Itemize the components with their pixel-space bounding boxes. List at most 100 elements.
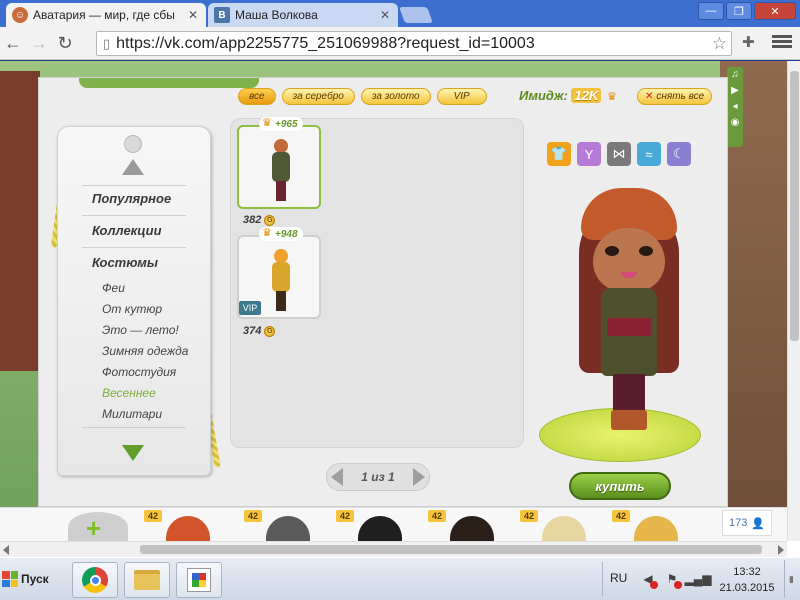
close-icon[interactable]: ✕ [378, 8, 392, 22]
level-badge: 42 [336, 510, 354, 522]
remove-all-label: снять все [656, 91, 705, 102]
friend-avatar[interactable]: 42 [144, 510, 224, 546]
filter-all-button[interactable]: все [238, 88, 276, 105]
start-button[interactable]: Пуск [2, 566, 52, 592]
shop-item-card[interactable]: +965 [237, 116, 321, 209]
folder-icon [134, 570, 160, 590]
shop-item-card[interactable]: +948 VIP [237, 226, 321, 319]
menu-item-collections[interactable]: Коллекции [92, 223, 162, 238]
tab-title: Маша Волкова [235, 8, 318, 22]
plus-icon: + [86, 513, 102, 543]
address-bar[interactable]: ▯ https://vk.com/app2255775_251069988?re… [96, 31, 732, 56]
game-viewport: ♫ ▶ ◂ ◉ все за серебро за золото VIP Имидж:… [0, 61, 800, 557]
vip-badge: VIP [239, 301, 261, 315]
tray-divider [602, 562, 603, 596]
moon-icon[interactable]: ☾ [667, 142, 691, 166]
menu-divider [82, 247, 186, 248]
level-badge: 42 [428, 510, 446, 522]
item-price: 382 G [243, 214, 276, 226]
friend-avatar[interactable]: 42 [612, 510, 692, 546]
friend-avatar[interactable]: 42 [428, 510, 508, 546]
prev-page-arrow-icon[interactable] [331, 468, 343, 486]
online-counter[interactable]: 173 👤 [722, 510, 772, 536]
tab-masha-volkova[interactable]: B Маша Волкова ✕ [208, 3, 398, 27]
subitem-haute-couture[interactable]: От кутюр [102, 302, 162, 316]
show-desktop-button[interactable]: ▮ [784, 560, 798, 598]
friend-avatar[interactable]: 42 [520, 510, 600, 546]
reload-icon[interactable]: ↻ [52, 30, 78, 56]
add-friend-button[interactable]: + [68, 512, 128, 542]
maximize-button[interactable]: ❐ [726, 2, 752, 20]
browser-tab-strip: ☺ Аватария — мир, где сбы ✕ B Маша Волко… [0, 0, 800, 27]
filter-vip-button[interactable]: VIP [436, 88, 487, 105]
image-score: Имидж: 12K ♛ [519, 88, 617, 103]
subitem-summer[interactable]: Это — лето! [102, 323, 179, 337]
filter-silver-button[interactable]: за серебро [281, 88, 355, 105]
menu-item-costumes[interactable]: Костюмы [92, 255, 158, 270]
bowtie-icon[interactable]: ⋈ [607, 142, 631, 166]
new-tab-button[interactable] [399, 7, 433, 23]
friend-avatar[interactable]: 42 [336, 510, 416, 546]
shirt-icon[interactable]: 👕 [547, 142, 571, 166]
subitem-fairies[interactable]: Феи [102, 281, 125, 295]
flag-icon[interactable]: ⚑ [664, 571, 682, 589]
price-filter-bar: все за серебро за золото VIP [238, 88, 487, 105]
remove-all-button[interactable]: ✕ снять все [637, 88, 713, 105]
scroll-right-arrow-icon[interactable] [778, 545, 784, 555]
back-arrow-icon[interactable]: ← [0, 30, 26, 56]
minimize-button[interactable]: — [698, 2, 724, 20]
taskbar-paint[interactable] [176, 562, 222, 598]
waves-icon[interactable]: ≈ [637, 142, 661, 166]
network-signal-icon[interactable]: ▂▄▆ [685, 571, 712, 587]
image-score-label: Имидж: [519, 88, 568, 103]
language-indicator[interactable]: RU [610, 571, 627, 585]
speaker-icon[interactable]: ◀ [640, 571, 658, 589]
extension-puzzle-icon[interactable]: ✚ [742, 33, 755, 51]
subitem-winter-clothes[interactable]: Зимняя одежда [102, 344, 188, 358]
system-clock[interactable]: 13:32 21.03.2015 [716, 564, 778, 596]
taskbar-chrome[interactable] [72, 562, 118, 598]
side-toolbar[interactable]: ♫ ▶ ◂ ◉ [727, 67, 743, 147]
close-icon: ✕ [645, 91, 654, 102]
page-vertical-scrollbar[interactable] [787, 61, 800, 541]
page-horizontal-scrollbar[interactable] [0, 541, 787, 557]
chrome-icon [82, 567, 108, 593]
outfit-preview [271, 249, 291, 311]
scroll-up-arrow-icon[interactable] [122, 159, 144, 175]
page-icon: ▯ [103, 35, 111, 51]
subitem-spring[interactable]: Весеннее [102, 386, 156, 400]
subitem-military[interactable]: Милитари [102, 407, 162, 421]
gold-coin-icon: G [264, 325, 276, 337]
tag-hole [124, 135, 142, 153]
item-price-value: 382 [243, 214, 262, 226]
page-indicator: 1 из 1 [361, 470, 395, 484]
items-grid: +965 382 G +948 VIP [230, 116, 524, 448]
scrollbar-thumb[interactable] [140, 545, 762, 554]
scroll-left-arrow-icon[interactable] [3, 545, 9, 555]
close-icon[interactable]: ✕ [186, 8, 200, 22]
windows-logo-icon [2, 571, 18, 587]
person-icon: 👤 [751, 517, 766, 530]
taskbar-explorer[interactable] [124, 562, 170, 598]
next-page-arrow-icon[interactable] [413, 468, 425, 486]
subitem-photostudio[interactable]: Фотостудия [102, 365, 176, 379]
close-window-button[interactable]: ✕ [754, 2, 796, 20]
image-score-value: 12K [571, 88, 602, 103]
url-text: https://vk.com/app2255775_251069988?requ… [116, 34, 535, 52]
avatar-coat [601, 288, 657, 376]
image-bonus-badge: +965 [259, 116, 303, 131]
friend-avatar[interactable]: 42 [244, 510, 324, 546]
image-bonus-badge: +948 [259, 226, 303, 241]
item-price: 374 G [243, 325, 276, 337]
browser-toolbar: ← → ↻ ▯ https://vk.com/app2255775_251069… [0, 27, 800, 60]
browser-menu-icon[interactable] [772, 33, 792, 50]
bookmark-star-icon[interactable]: ☆ [712, 34, 727, 54]
filter-gold-button[interactable]: за золото [360, 88, 431, 105]
forward-arrow-icon[interactable]: → [26, 30, 52, 56]
cocktail-icon[interactable]: Y [577, 142, 601, 166]
avatar-preview [569, 188, 689, 438]
buy-button[interactable]: купить [569, 472, 671, 500]
scroll-down-arrow-icon[interactable] [122, 445, 144, 461]
menu-item-popular[interactable]: Популярное [92, 191, 171, 206]
tab-avataria[interactable]: ☺ Аватария — мир, где сбы ✕ [6, 3, 206, 27]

__Task to complete__
Could you reproduce the entries from the line with "close-icon[interactable]: ✕ [378, 8, 392, 22]" to the line with "flag-icon[interactable]: ⚑ [664, 571, 682, 589]", renaming "friend-avatar" to "buddy-avatar" and changing nothing else?

__Answer in full__
close-icon[interactable]: ✕ [378, 8, 392, 22]
level-badge: 42 [336, 510, 354, 522]
remove-all-label: снять все [656, 91, 705, 102]
buddy-avatar[interactable]: 42 [144, 510, 224, 546]
filter-all-button[interactable]: все [238, 88, 276, 105]
start-button[interactable]: Пуск [2, 566, 52, 592]
shop-item-card[interactable]: +965 [237, 116, 321, 209]
folder-icon [134, 570, 160, 590]
shop-item-card[interactable]: +948 VIP [237, 226, 321, 319]
menu-item-collections[interactable]: Коллекции [92, 223, 162, 238]
tab-title: Маша Волкова [235, 8, 318, 22]
plus-icon: + [86, 513, 102, 543]
address-bar[interactable]: ▯ https://vk.com/app2255775_251069988?re… [96, 31, 732, 56]
game-viewport: ♫ ▶ ◂ ◉ все за серебро за золото VIP Имидж:… [0, 61, 800, 557]
vip-badge: VIP [239, 301, 261, 315]
tray-divider [602, 562, 603, 596]
moon-icon[interactable]: ☾ [667, 142, 691, 166]
menu-divider [82, 247, 186, 248]
level-badge: 42 [428, 510, 446, 522]
item-price: 382 G [243, 214, 276, 226]
buddy-avatar[interactable]: 42 [612, 510, 692, 546]
buddy-avatar[interactable]: 42 [428, 510, 508, 546]
prev-page-arrow-icon[interactable] [331, 468, 343, 486]
online-counter[interactable]: 173 👤 [722, 510, 772, 536]
tab-masha-volkova[interactable]: B Маша Волкова ✕ [208, 3, 398, 27]
subitem-haute-couture[interactable]: От кутюр [102, 302, 162, 316]
show-desktop-button[interactable]: ▮ [784, 560, 798, 598]
buddy-avatar[interactable]: 42 [520, 510, 600, 546]
reload-icon[interactable]: ↻ [52, 30, 78, 56]
add-friend-button[interactable]: + [68, 512, 128, 542]
maximize-button[interactable]: ❐ [726, 2, 752, 20]
browser-tab-strip: ☺ Аватария — мир, где сбы ✕ B Маша Волко… [0, 0, 800, 27]
filter-vip-button[interactable]: VIP [436, 88, 487, 105]
image-score: Имидж: 12K ♛ [519, 88, 617, 103]
subitem-summer[interactable]: Это — лето! [102, 323, 179, 337]
filter-silver-button[interactable]: за серебро [281, 88, 355, 105]
menu-item-costumes[interactable]: Костюмы [92, 255, 158, 270]
bowtie-icon[interactable]: ⋈ [607, 142, 631, 166]
new-tab-button[interactable] [399, 7, 433, 23]
buddy-avatar[interactable]: 42 [336, 510, 416, 546]
shirt-icon[interactable]: 👕 [547, 142, 571, 166]
subitem-fairies[interactable]: Феи [102, 281, 125, 295]
flag-icon[interactable]: ⚑ [664, 571, 682, 589]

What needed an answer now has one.